◆ **Task requirements**: Leave out the pictures. Return every record otherwise untouched.

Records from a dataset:
>>
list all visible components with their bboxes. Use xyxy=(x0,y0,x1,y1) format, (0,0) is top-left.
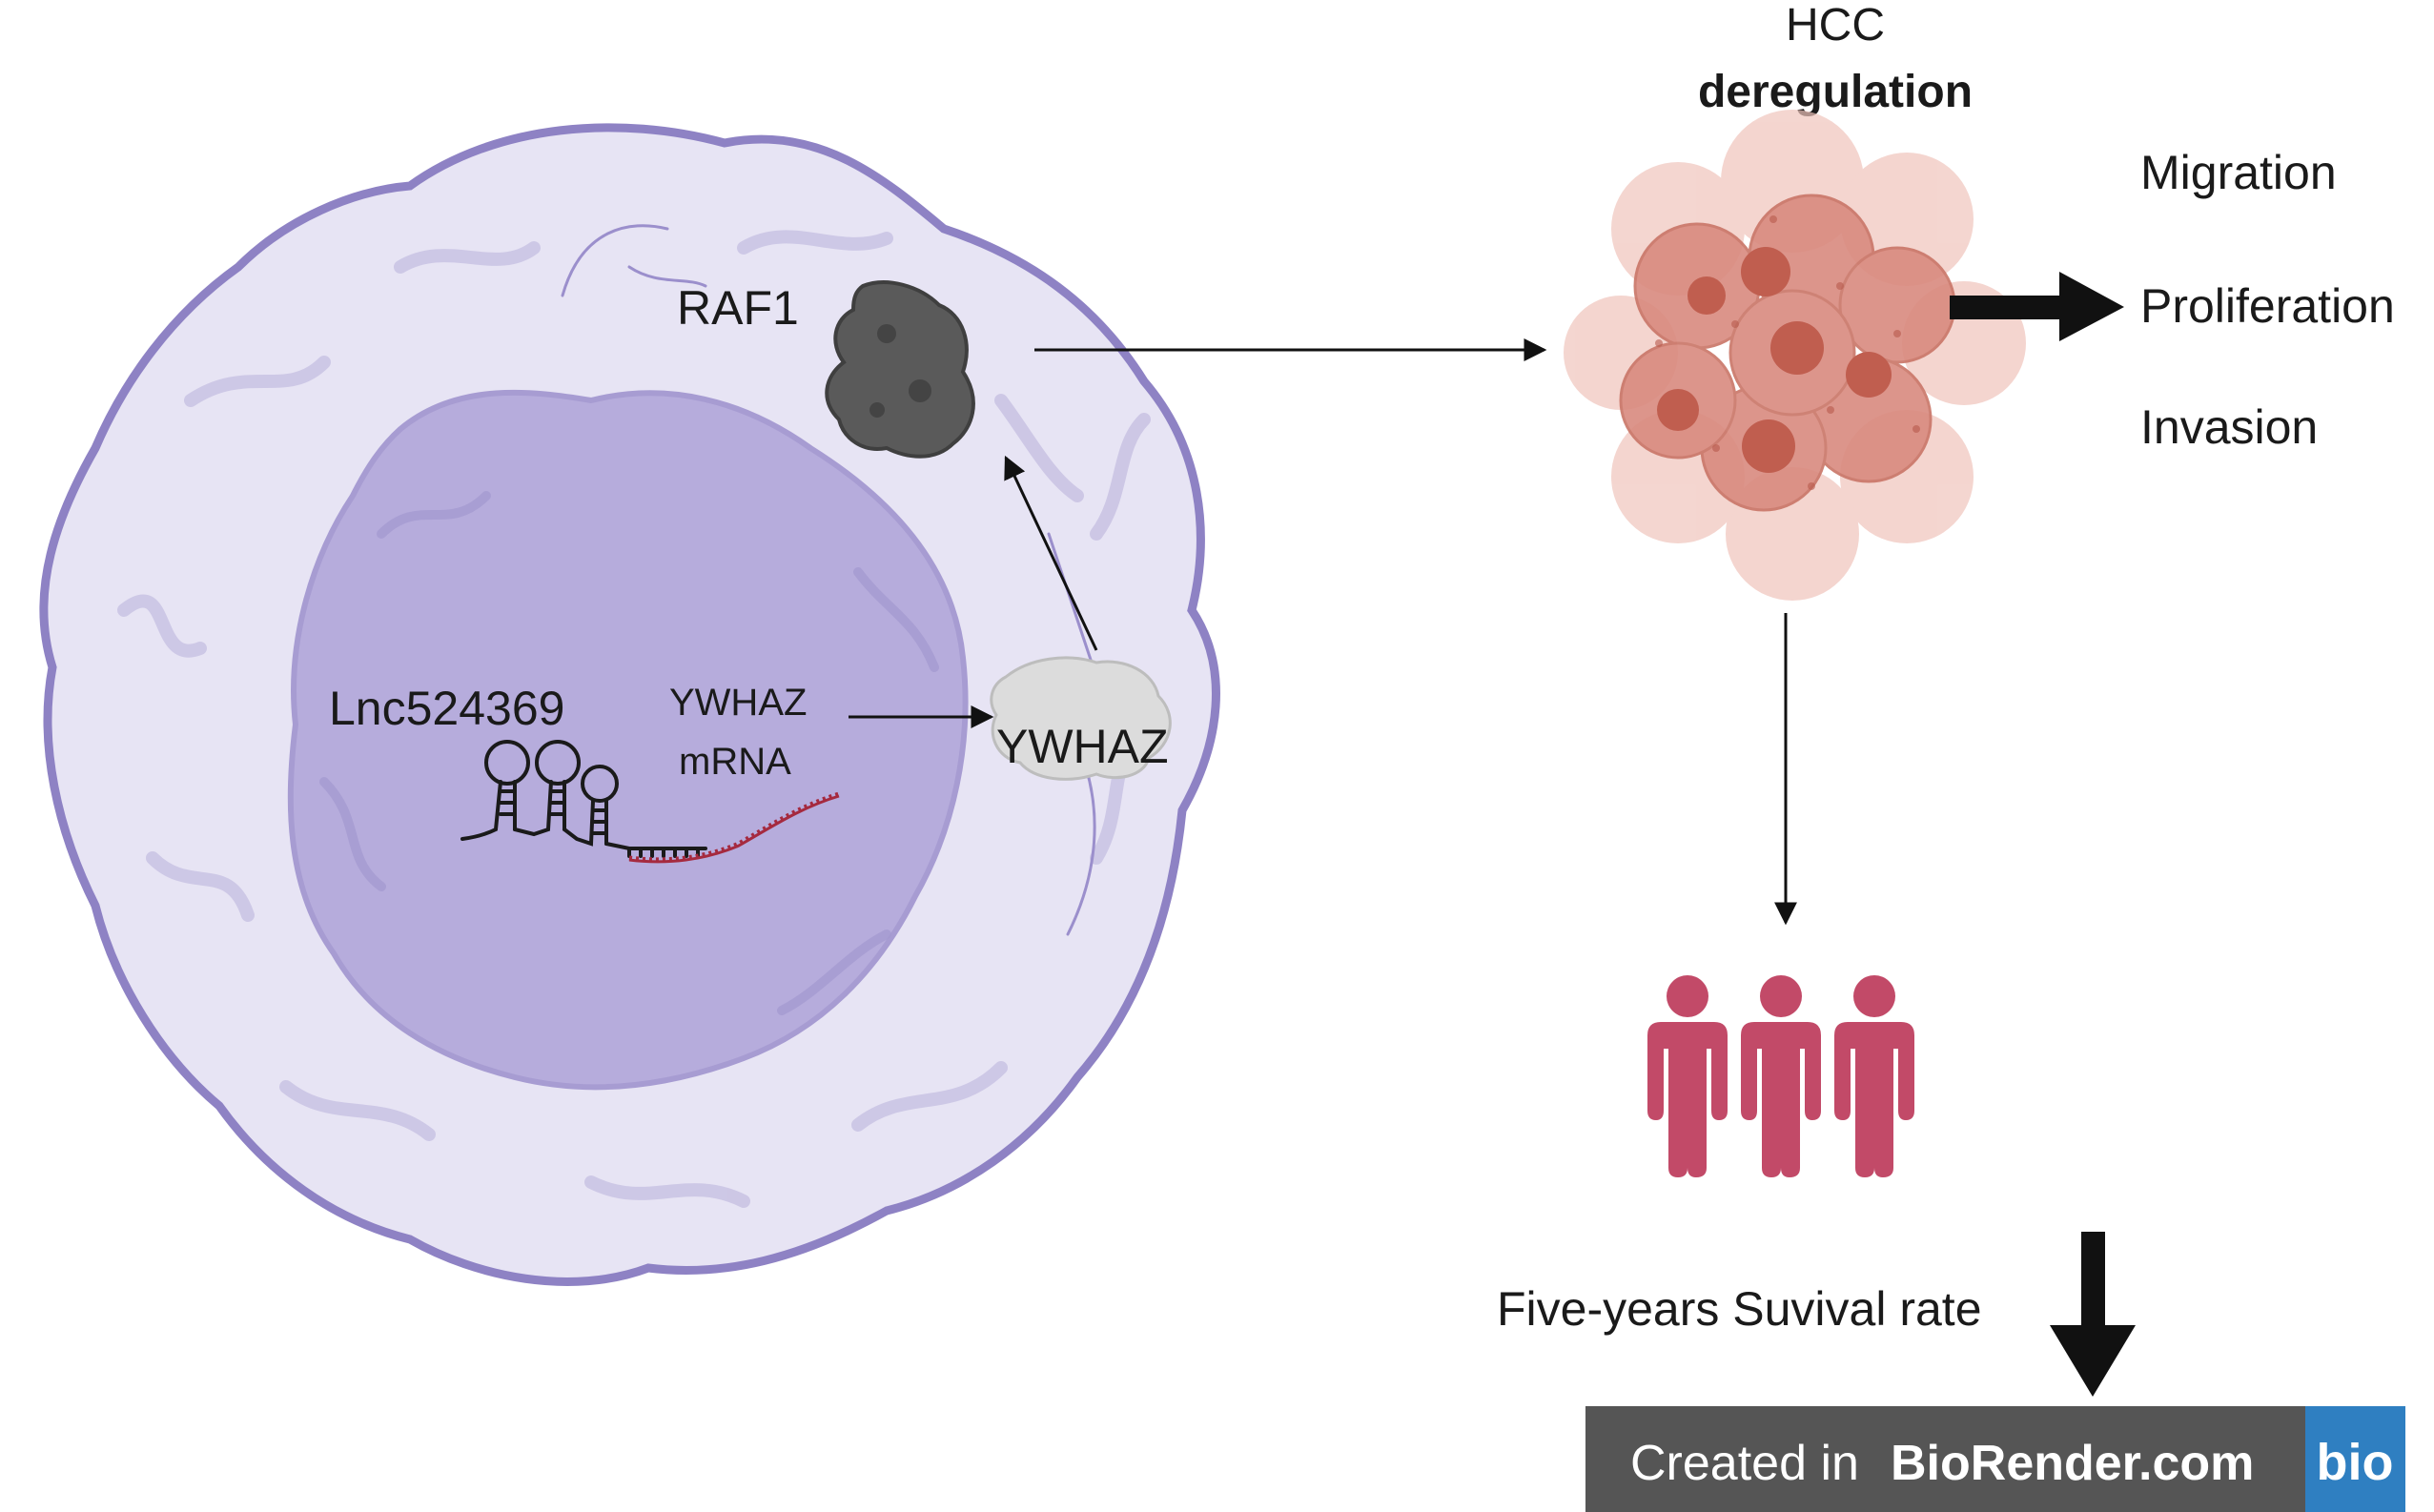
cytoplasm-folds xyxy=(117,230,1151,1208)
person-icon xyxy=(1647,975,1728,1177)
raf1-protein-icon xyxy=(825,280,975,459)
ywhaz-mrna-label-line2: mRNA xyxy=(679,741,791,783)
biorender-logo xyxy=(2305,1406,2405,1512)
person-icon xyxy=(1741,975,1821,1177)
hcc-tumor-icon xyxy=(1564,110,2026,601)
ywhaz-mrna-label-line1: YWHAZ xyxy=(669,682,807,724)
lncrna-hairpin-icon xyxy=(460,740,707,858)
mrna-strand-icon xyxy=(628,791,840,863)
invasion-label: Invasion xyxy=(2140,400,2318,454)
badge-brand: BioRender.com xyxy=(1891,1436,2254,1491)
ywhaz-protein-icon xyxy=(990,656,1172,781)
lnc-label: Lnc524369 xyxy=(329,682,564,735)
raf1-label: RAF1 xyxy=(677,281,799,335)
survival-label: Five-years Suvival rate xyxy=(1497,1282,1982,1336)
nucleus xyxy=(287,389,969,1091)
arrow-ywhaz-to-raf1 xyxy=(1004,455,1098,651)
ywhaz-protein-label: YWHAZ xyxy=(996,720,1169,773)
biorender-badge[interactable]: Created in BioRender.com bio xyxy=(1585,1406,2405,1512)
hcc-title-line1: HCC xyxy=(1786,0,1885,51)
patients-icon xyxy=(1647,975,1914,1177)
arrow-survival-down xyxy=(2050,1232,2136,1397)
proliferation-label: Proliferation xyxy=(2140,279,2395,333)
arrow-hcc-to-outcomes xyxy=(1950,272,2124,341)
migration-label: Migration xyxy=(2140,146,2337,199)
hcc-title-line2: deregulation xyxy=(1698,67,1973,117)
badge-prefix: Created in xyxy=(1630,1436,1859,1491)
biorender-logo-text: bio xyxy=(2317,1434,2394,1491)
person-icon xyxy=(1834,975,1914,1177)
<<
◆ **Task output**:
list all visible components with their bboxes. Use xyxy=(x0,y0,x1,y1) format, (0,0) is top-left.
cytoplasm-folds xyxy=(117,230,1151,1208)
person-icon xyxy=(1647,975,1728,1177)
raf1-protein-icon xyxy=(825,280,975,459)
ywhaz-mrna-label-line2: mRNA xyxy=(679,741,791,783)
biorender-logo xyxy=(2305,1406,2405,1512)
person-icon xyxy=(1741,975,1821,1177)
hcc-tumor-icon xyxy=(1564,110,2026,601)
ywhaz-mrna-label-line1: YWHAZ xyxy=(669,682,807,724)
lncrna-hairpin-icon xyxy=(460,740,707,858)
mrna-strand-icon xyxy=(628,791,840,863)
invasion-label: Invasion xyxy=(2140,400,2318,454)
badge-brand: BioRender.com xyxy=(1891,1436,2254,1491)
ywhaz-protein-icon xyxy=(990,656,1172,781)
lnc-label: Lnc524369 xyxy=(329,682,564,735)
raf1-label: RAF1 xyxy=(677,281,799,335)
survival-label: Five-years Suvival rate xyxy=(1497,1282,1982,1336)
nucleus xyxy=(287,389,969,1091)
arrow-ywhaz-to-raf1 xyxy=(1004,455,1098,651)
ywhaz-protein-label: YWHAZ xyxy=(996,720,1169,773)
biorender-badge[interactable]: Created in BioRender.com bio xyxy=(1585,1406,2405,1512)
hcc-title-line1: HCC xyxy=(1786,0,1885,51)
patients-icon xyxy=(1647,975,1914,1177)
arrow-survival-down xyxy=(2050,1232,2136,1397)
proliferation-label: Proliferation xyxy=(2140,279,2395,333)
arrow-hcc-to-outcomes xyxy=(1950,272,2124,341)
migration-label: Migration xyxy=(2140,146,2337,199)
hcc-title-line2: deregulation xyxy=(1698,67,1973,117)
badge-prefix: Created in xyxy=(1630,1436,1859,1491)
biorender-logo-text: bio xyxy=(2317,1434,2394,1491)
person-icon xyxy=(1834,975,1914,1177)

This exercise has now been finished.